* [SELECTED PASSAGE]

Two new questions appear on the corporate tax return (Form 1120) for the 2011 tax year:
(1) Did the corporation make any payments in current year that would require it to file Form(s) 1099?
(2) If "Yes," did the corporation or will the corporation file all required Form(s) 1099?
These questions are found on Schedule K as items 15a and 15b, respectively.
So what's this all about?
In 2010, Congress expanded 1099 reporting requirements and increased penalties for failure to file required 1099s when it enacted The Small Business Jobs Act (PL 111-240) and the Patient Protection and Affordable Care Act (PL 111-148). The specific 1099 reporting expansions which each Act effectuated are not important because both expansions were repealed in 2011 when the Comprehensive 1099 Taxpayer Protection and Repayment of Exchange Subsidy Overpayments Act of 2011 (more commonly known as the "1099 Act") was signed into law.
As a result of the repeal, the 1099 reporting rules remain largely unchanged for the 2011 tax year. Pursuant to I.R.C. § 6041(a), "[a]ll persons engaged in a trade or business and making payment in the course of such trade or business to another person" of $600 or more must report the amount and the name and address of the recipient to the IRS and to the recipient. The Code applies this requirement to payments of "rent, salaries, wages, premiums, annuities, compensations, remunerations, emoluments, or other fixed or determinable gains, profits, and income," and the Treasury regulations add, "commissions, fees, and other forms of compensation for services rendered aggregating $600 or more" as well as interest (including original issue discount), royalties and pensions. Treas. Reg. § 1.6041-1(a)(1)(i).

* [EXERCISE SET]
a – Answer these questions from the passage on 1099 reporting:
(i) On which schedule and under which item numbers do the two new questions appear?
(ii) By what shorter name is the 2011 law that repealed the expansions more commonly known?
(iii) What minimum payment amount triggers reporting under I.R.C. § 6041(a)?
b – Reproduce the passage on 1099 reporting starting at "So what's this" and ending at "signed into law.".

(Saved entries)

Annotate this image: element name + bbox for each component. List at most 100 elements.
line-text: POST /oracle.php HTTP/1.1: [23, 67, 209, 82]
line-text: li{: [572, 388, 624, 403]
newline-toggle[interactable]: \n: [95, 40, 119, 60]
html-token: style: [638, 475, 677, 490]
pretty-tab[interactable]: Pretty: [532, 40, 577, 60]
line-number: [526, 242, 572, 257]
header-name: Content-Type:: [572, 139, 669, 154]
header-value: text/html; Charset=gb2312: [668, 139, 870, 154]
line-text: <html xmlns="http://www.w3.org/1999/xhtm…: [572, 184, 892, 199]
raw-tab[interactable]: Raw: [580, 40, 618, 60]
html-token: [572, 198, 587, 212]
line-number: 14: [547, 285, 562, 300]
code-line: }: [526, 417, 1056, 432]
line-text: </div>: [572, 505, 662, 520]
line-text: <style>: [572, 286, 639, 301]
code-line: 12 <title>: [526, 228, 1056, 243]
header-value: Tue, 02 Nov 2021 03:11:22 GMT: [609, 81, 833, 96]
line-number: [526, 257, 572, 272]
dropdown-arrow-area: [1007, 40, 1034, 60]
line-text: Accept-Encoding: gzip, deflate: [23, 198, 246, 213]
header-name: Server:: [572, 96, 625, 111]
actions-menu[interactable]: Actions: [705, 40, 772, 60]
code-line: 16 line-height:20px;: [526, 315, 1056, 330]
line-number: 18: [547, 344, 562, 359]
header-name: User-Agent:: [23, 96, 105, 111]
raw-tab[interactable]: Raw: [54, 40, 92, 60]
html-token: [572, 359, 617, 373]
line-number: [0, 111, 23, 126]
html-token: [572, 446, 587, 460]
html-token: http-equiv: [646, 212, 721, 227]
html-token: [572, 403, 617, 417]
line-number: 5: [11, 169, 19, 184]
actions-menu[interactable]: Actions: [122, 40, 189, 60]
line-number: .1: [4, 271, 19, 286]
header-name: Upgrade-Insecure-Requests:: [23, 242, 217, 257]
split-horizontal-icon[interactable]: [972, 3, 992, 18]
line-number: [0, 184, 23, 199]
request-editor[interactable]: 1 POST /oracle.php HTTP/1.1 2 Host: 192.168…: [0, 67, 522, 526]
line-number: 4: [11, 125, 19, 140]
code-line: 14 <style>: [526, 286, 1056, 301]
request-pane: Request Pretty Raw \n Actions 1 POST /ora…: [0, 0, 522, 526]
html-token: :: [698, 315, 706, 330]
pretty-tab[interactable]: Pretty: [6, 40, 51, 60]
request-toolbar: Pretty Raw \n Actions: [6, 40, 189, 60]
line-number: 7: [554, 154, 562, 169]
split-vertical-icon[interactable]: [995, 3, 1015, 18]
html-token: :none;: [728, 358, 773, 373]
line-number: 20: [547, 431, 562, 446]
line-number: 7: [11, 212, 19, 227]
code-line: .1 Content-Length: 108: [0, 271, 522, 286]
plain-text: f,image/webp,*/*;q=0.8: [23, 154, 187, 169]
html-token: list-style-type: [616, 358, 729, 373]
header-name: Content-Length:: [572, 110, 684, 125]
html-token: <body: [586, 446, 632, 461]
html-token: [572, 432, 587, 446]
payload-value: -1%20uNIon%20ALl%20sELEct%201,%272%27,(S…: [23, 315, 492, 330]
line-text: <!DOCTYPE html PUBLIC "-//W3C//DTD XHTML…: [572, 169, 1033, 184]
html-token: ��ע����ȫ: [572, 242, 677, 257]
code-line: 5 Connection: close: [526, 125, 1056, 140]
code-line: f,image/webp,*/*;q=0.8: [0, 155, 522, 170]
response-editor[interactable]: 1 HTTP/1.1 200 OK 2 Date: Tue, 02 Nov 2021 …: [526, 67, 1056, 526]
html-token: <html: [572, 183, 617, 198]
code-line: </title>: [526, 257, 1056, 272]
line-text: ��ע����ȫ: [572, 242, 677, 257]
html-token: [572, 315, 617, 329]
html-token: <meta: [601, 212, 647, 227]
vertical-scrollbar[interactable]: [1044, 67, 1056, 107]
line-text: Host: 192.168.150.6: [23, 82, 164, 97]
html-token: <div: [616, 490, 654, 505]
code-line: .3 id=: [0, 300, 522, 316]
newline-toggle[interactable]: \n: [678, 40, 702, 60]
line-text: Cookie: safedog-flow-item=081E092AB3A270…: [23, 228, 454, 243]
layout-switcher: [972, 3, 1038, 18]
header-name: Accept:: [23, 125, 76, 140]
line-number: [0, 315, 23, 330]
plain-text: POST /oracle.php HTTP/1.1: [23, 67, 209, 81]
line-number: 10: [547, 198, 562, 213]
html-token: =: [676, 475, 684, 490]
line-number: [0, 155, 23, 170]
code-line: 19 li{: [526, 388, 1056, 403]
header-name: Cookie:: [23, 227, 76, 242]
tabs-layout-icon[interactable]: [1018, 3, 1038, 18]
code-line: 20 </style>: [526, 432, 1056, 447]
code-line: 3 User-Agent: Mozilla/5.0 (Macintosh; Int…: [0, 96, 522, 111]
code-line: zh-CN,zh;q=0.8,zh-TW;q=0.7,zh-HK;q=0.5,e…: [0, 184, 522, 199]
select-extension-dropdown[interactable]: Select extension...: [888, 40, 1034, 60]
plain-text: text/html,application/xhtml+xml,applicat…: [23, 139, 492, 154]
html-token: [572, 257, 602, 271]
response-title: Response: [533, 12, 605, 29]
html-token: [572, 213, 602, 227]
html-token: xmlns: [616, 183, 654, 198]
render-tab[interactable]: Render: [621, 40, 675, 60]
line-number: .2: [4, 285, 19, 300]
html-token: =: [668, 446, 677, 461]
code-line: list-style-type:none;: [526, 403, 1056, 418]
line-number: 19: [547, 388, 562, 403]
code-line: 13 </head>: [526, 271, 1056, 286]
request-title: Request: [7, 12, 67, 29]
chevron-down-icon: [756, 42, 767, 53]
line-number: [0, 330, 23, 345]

* [TASK SOLUTIONS]
a –
(i) Schedule K, items 15a and 15b
(ii) The "1099 Act"
(iii) $600

b –
So what's this all about?
In 2010, Congress expanded 1099 reporting requirements and increased penalties for failure to file required 1099s when it enacted The Small Business Jobs Act (PL 111-240) and the Patient Protection and Affordable Care Act (PL 111-148). The specific 1099 reporting expansions which each Act effectuated are not important because both expansions were repealed in 2011 when the Comprehensive 1099 Taxpayer Protection and Repayment of Exchange Subsidy Overpayments Act of 2011 (more commonly known as the "1099 Act") was signed into law.